Among the lines below, count those with "structure". Give the total alone.

☆ ☆ ☆

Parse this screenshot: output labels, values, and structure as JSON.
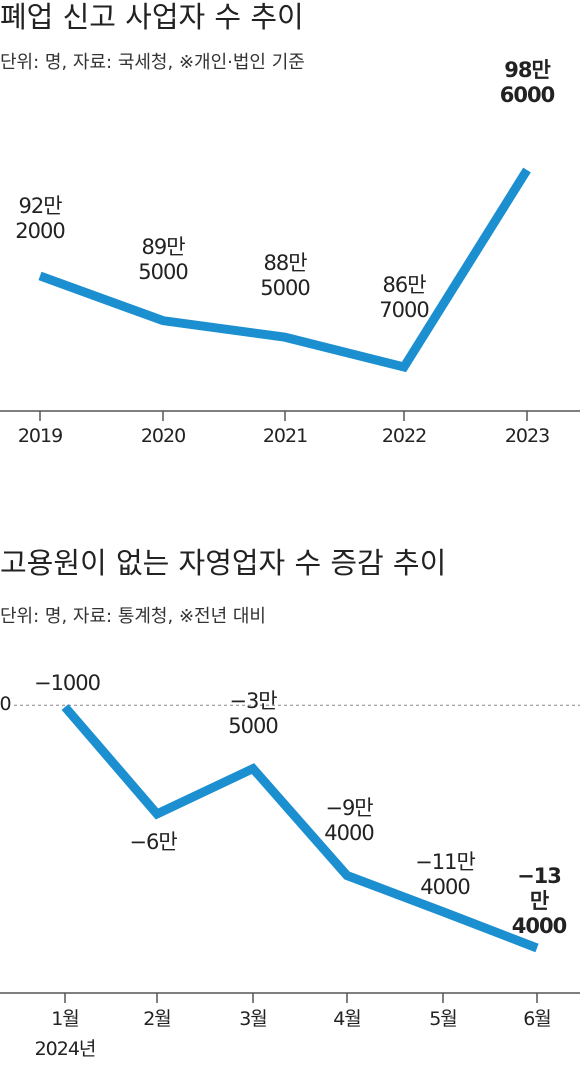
{
  "chart_data": [
    {
      "type": "line",
      "title": "폐업 신고 사업자 수 추이",
      "subtitle": "단위: 명, 자료: 국세청, ※개인·법인 기준",
      "categories": [
        "2019",
        "2020",
        "2021",
        "2022",
        "2023"
      ],
      "series": [
        {
          "color": "#1b8fd0",
          "values": [
            922000,
            895000,
            885000,
            867000,
            986000
          ],
          "value_labels": [
            "92만\n2000",
            "89만\n5000",
            "88만\n5000",
            "86만\n7000",
            "98만\n6000"
          ]
        }
      ],
      "bold_last": true
    },
    {
      "type": "line",
      "title": "고용원이 없는 자영업자 수 증감 추이",
      "subtitle": "단위: 명, 자료: 통계청, ※전년 대비",
      "categories": [
        "1월",
        "2월",
        "3월",
        "4월",
        "5월",
        "6월"
      ],
      "x_note": "2024년",
      "series": [
        {
          "color": "#1b8fd0",
          "values": [
            -1000,
            -60000,
            -35000,
            -94000,
            -114000,
            -134000
          ],
          "value_labels": [
            "−1000",
            "−6만",
            "−3만\n5000",
            "−9만\n4000",
            "−11만\n4000",
            "−13만\n4000"
          ]
        }
      ],
      "yticks": [
        0
      ],
      "bold_last": true
    }
  ]
}
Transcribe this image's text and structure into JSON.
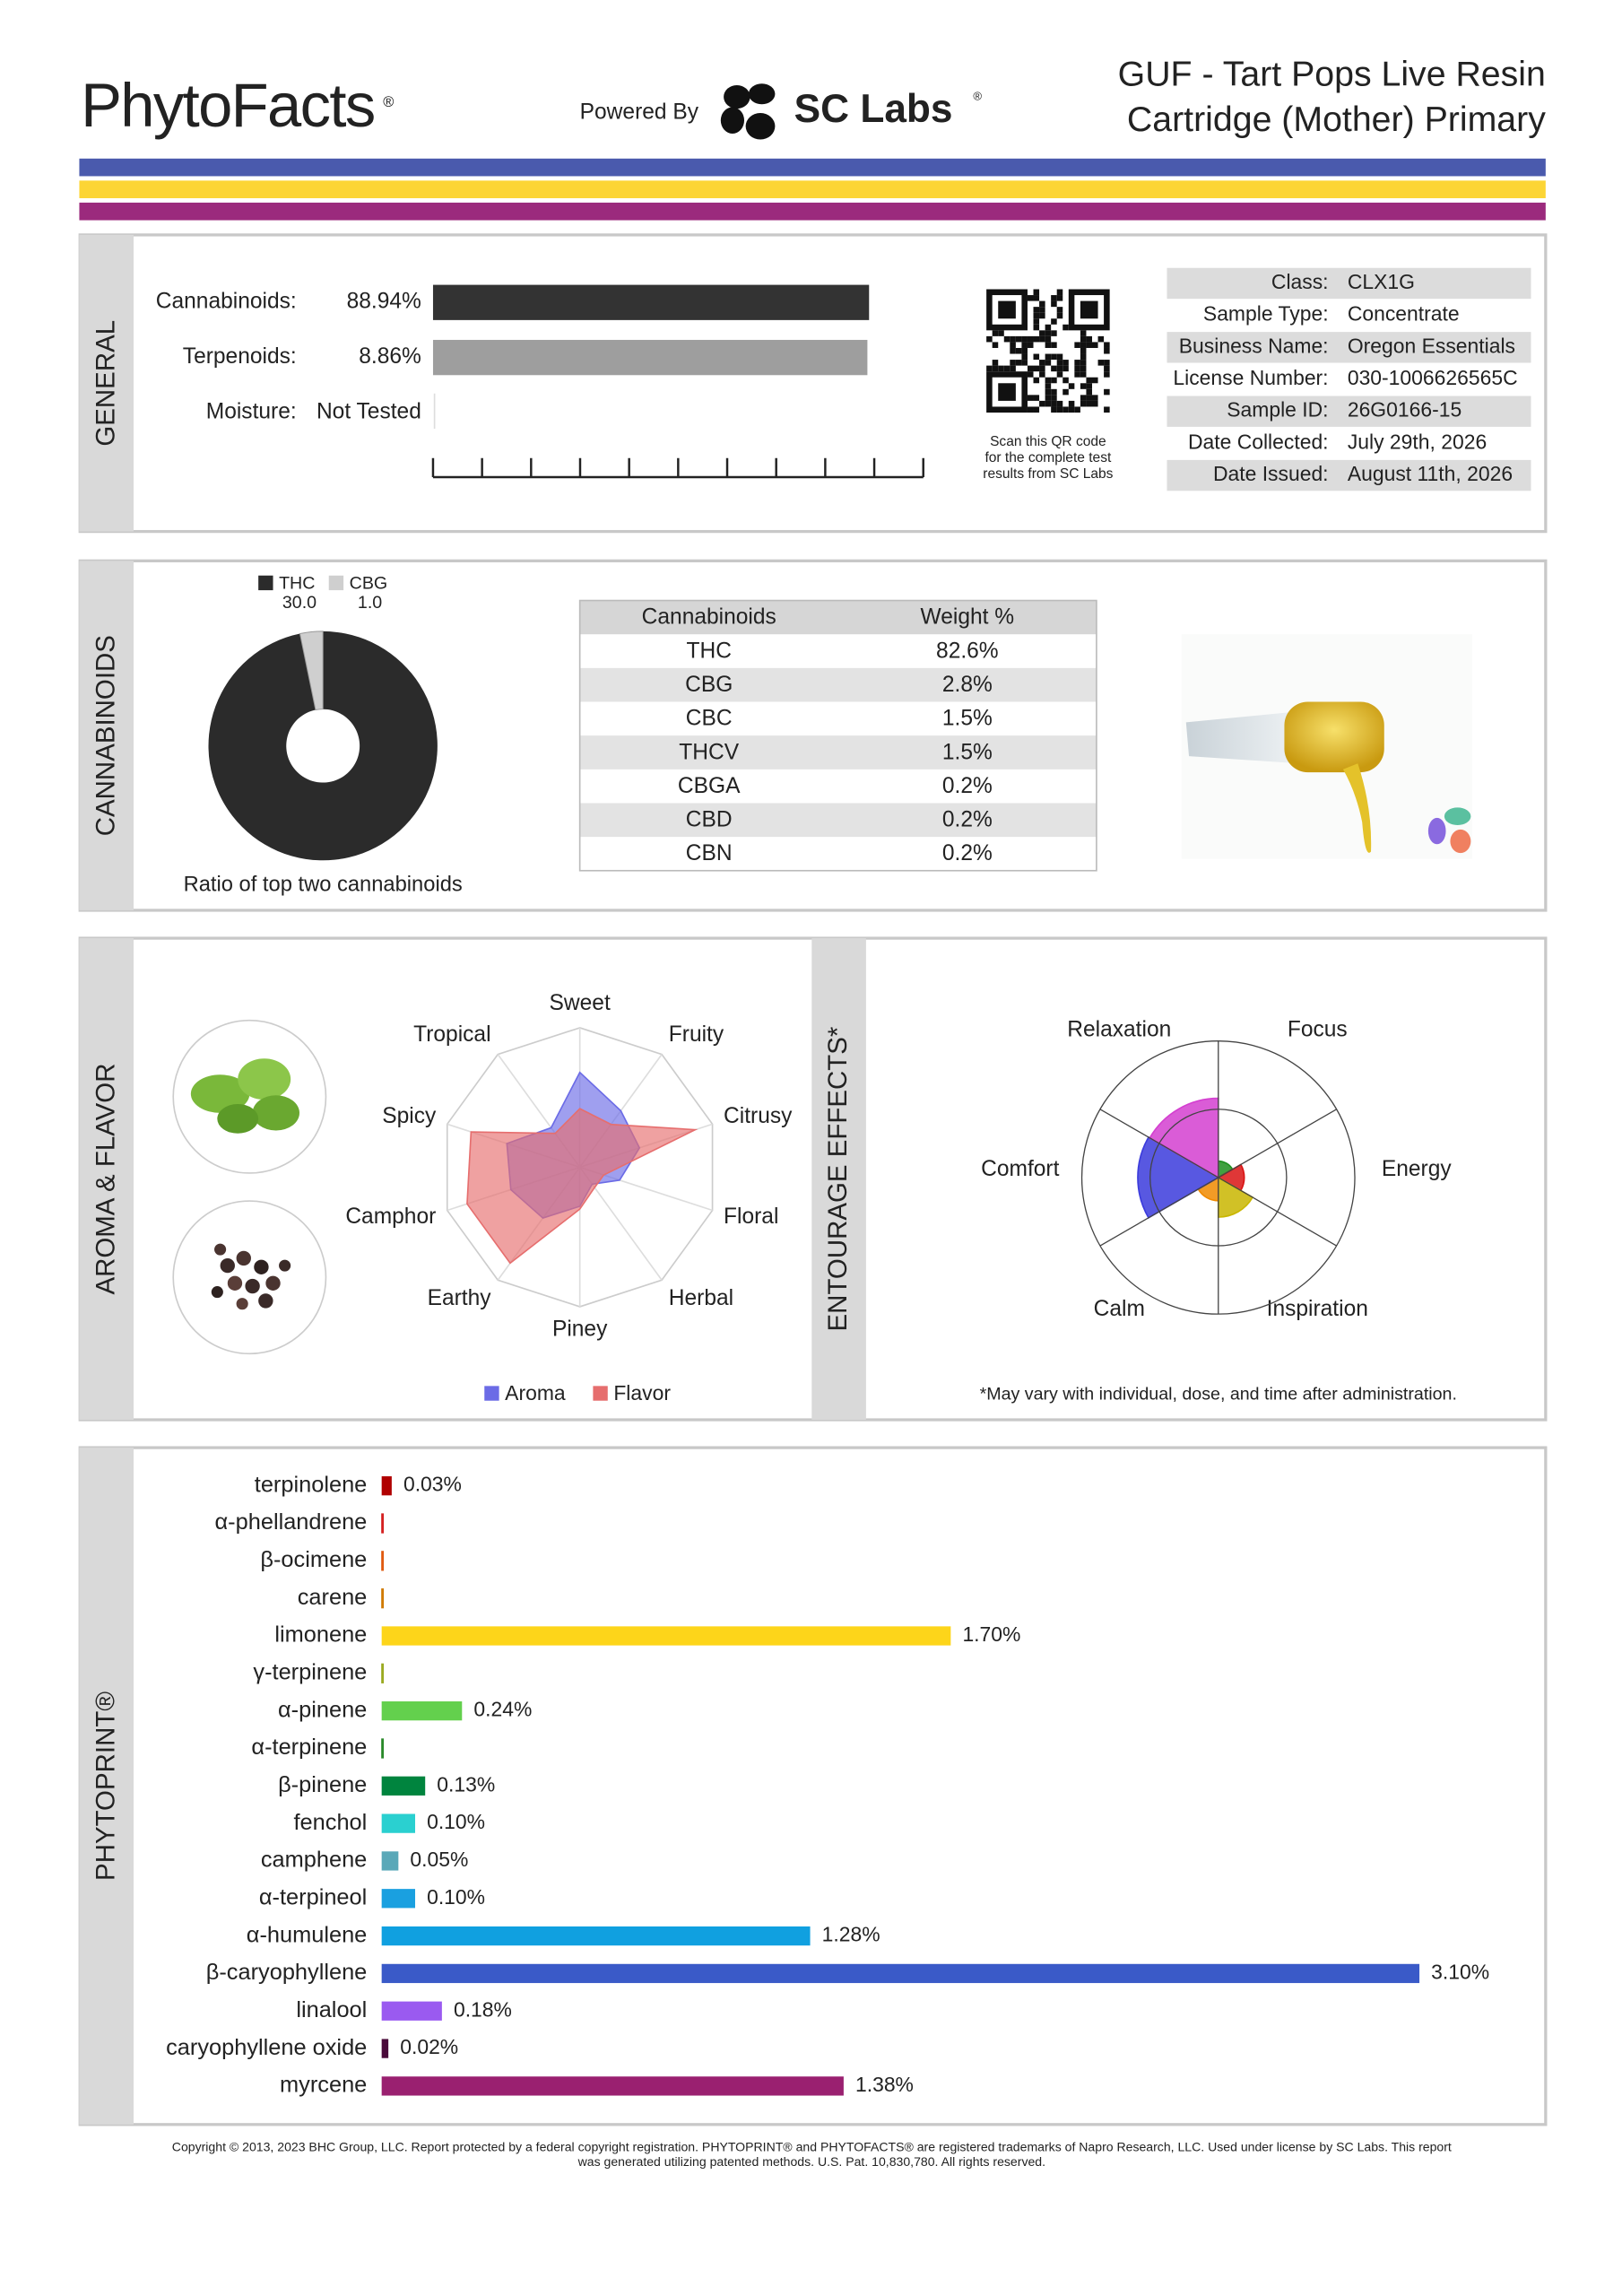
{
  "header": {
    "brand": "PhytoFacts",
    "brand_mark": "®",
    "powered_by": "Powered By",
    "lab": "SC Labs",
    "lab_mark": "®",
    "title_lines": [
      "GUF - Tart Pops Live Resin",
      "Cartridge (Mother) Primary"
    ],
    "stripe_colors": [
      "#4a5aad",
      "#fcd535",
      "#9b2a7d"
    ]
  },
  "general": {
    "section_label": "GENERAL",
    "type": "bar",
    "xlim": [
      0,
      100
    ],
    "xticks": [
      0,
      10,
      20,
      30,
      40,
      50,
      60,
      70,
      80,
      90,
      100
    ],
    "rows": [
      {
        "label": "Cannabinoids:",
        "value": 88.94,
        "value_label": "88.94%",
        "color": "#333333"
      },
      {
        "label": "Terpenoids:",
        "value": 8.86,
        "value_label": "8.86%",
        "color": "#9e9e9e",
        "xlim": [
          0,
          10
        ]
      },
      {
        "label": "Moisture:",
        "value": null,
        "value_label": "Not Tested"
      }
    ],
    "qr_caption": [
      "Scan this QR code",
      "for the complete test",
      "results from SC Labs"
    ],
    "info": [
      [
        "Class:",
        "CLX1G"
      ],
      [
        "Sample Type:",
        "Concentrate"
      ],
      [
        "Business Name:",
        "Oregon Essentials"
      ],
      [
        "License Number:",
        "030-1006626565C"
      ],
      [
        "Sample ID:",
        "26G0166-15"
      ],
      [
        "Date Collected:",
        "July 29th, 2026"
      ],
      [
        "Date Issued:",
        "August 11th, 2026"
      ]
    ]
  },
  "cannabinoids": {
    "section_label": "CANNABINOIDS",
    "pie": {
      "type": "pie",
      "series": [
        {
          "name": "THC",
          "value": 30,
          "value_label": "30.0",
          "color": "#2b2b2b"
        },
        {
          "name": "CBG",
          "value": 1,
          "value_label": "1.0",
          "color": "#cfcfcf"
        }
      ],
      "caption": "Ratio of top two cannabinoids"
    },
    "table": {
      "header": [
        "Cannabinoids",
        "Weight %"
      ],
      "rows": [
        [
          "THC",
          "82.6%"
        ],
        [
          "CBG",
          "2.8%"
        ],
        [
          "CBC",
          "1.5%"
        ],
        [
          "THCV",
          "1.5%"
        ],
        [
          "CBGA",
          "0.2%"
        ],
        [
          "CBD",
          "0.2%"
        ],
        [
          "CBN",
          "0.2%"
        ]
      ]
    }
  },
  "aroma": {
    "section_label": "AROMA & FLAVOR",
    "type": "radar",
    "axes": [
      "Sweet",
      "Fruity",
      "Citrusy",
      "Floral",
      "Herbal",
      "Piney",
      "Earthy",
      "Camphor",
      "Spicy",
      "Tropical"
    ],
    "rlim": [
      0,
      1
    ],
    "series": [
      {
        "name": "Aroma",
        "color": "#6b6be6",
        "values": [
          0.68,
          0.5,
          0.45,
          0.3,
          0.15,
          0.28,
          0.45,
          0.52,
          0.55,
          0.35
        ]
      },
      {
        "name": "Flavor",
        "color": "#e66e6e",
        "values": [
          0.42,
          0.38,
          0.87,
          0.18,
          0.18,
          0.3,
          0.85,
          0.85,
          0.82,
          0.3
        ]
      }
    ]
  },
  "entourage": {
    "section_label": "ENTOURAGE EFFECTS*",
    "type": "polar_area",
    "categories": [
      "Focus",
      "Energy",
      "Inspiration",
      "Calm",
      "Comfort",
      "Relaxation"
    ],
    "colors": [
      "#1f8f1f",
      "#d91414",
      "#c9b600",
      "#f08a00",
      "#3b3bdc",
      "#d43fd0"
    ],
    "values": [
      0.12,
      0.19,
      0.29,
      0.17,
      0.59,
      0.58
    ],
    "rlim": [
      0,
      1
    ],
    "rticks": [
      0.5,
      1
    ],
    "footnote": "*May vary with individual, dose, and time after administration."
  },
  "phytoprint": {
    "section_label": "PHYTOPRINT®",
    "type": "bar",
    "xlim": [
      0,
      3.1
    ],
    "categories": [
      "terpinolene",
      "α-phellandrene",
      "β-ocimene",
      "carene",
      "limonene",
      "γ-terpinene",
      "α-pinene",
      "α-terpinene",
      "β-pinene",
      "fenchol",
      "camphene",
      "α-terpineol",
      "α-humulene",
      "β-caryophyllene",
      "linalool",
      "caryophyllene oxide",
      "myrcene"
    ],
    "colors": [
      "#b00000",
      "#d42020",
      "#e05a10",
      "#d07a00",
      "#fdd51a",
      "#9aaa20",
      "#63d04d",
      "#2a8a2a",
      "#00843e",
      "#2ad0d0",
      "#5aa8b8",
      "#1aa0e0",
      "#10a0e0",
      "#3a5ac8",
      "#9a5af0",
      "#4a0a3a",
      "#9a2070"
    ],
    "values": [
      0.03,
      0.005,
      0.005,
      0.005,
      1.7,
      0.005,
      0.24,
      0.005,
      0.13,
      0.1,
      0.05,
      0.1,
      1.28,
      3.1,
      0.18,
      0.02,
      1.38
    ],
    "value_labels": [
      "0.03%",
      null,
      null,
      null,
      "1.70%",
      null,
      "0.24%",
      null,
      "0.13%",
      "0.10%",
      "0.05%",
      "0.10%",
      "1.28%",
      "3.10%",
      "0.18%",
      "0.02%",
      "1.38%"
    ]
  },
  "footer": {
    "lines": [
      "Copyright © 2013, 2023 BHC Group, LLC. Report protected by a federal copyright registration. PHYTOPRINT® and PHYTOFACTS® are registered trademarks of Napro Research, LLC. Used under license by SC Labs. This report",
      "was generated utilizing patented methods. U.S. Pat. 10,830,780. All rights reserved."
    ]
  }
}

☆ ☆ ☆

- [Solution to the problem]
2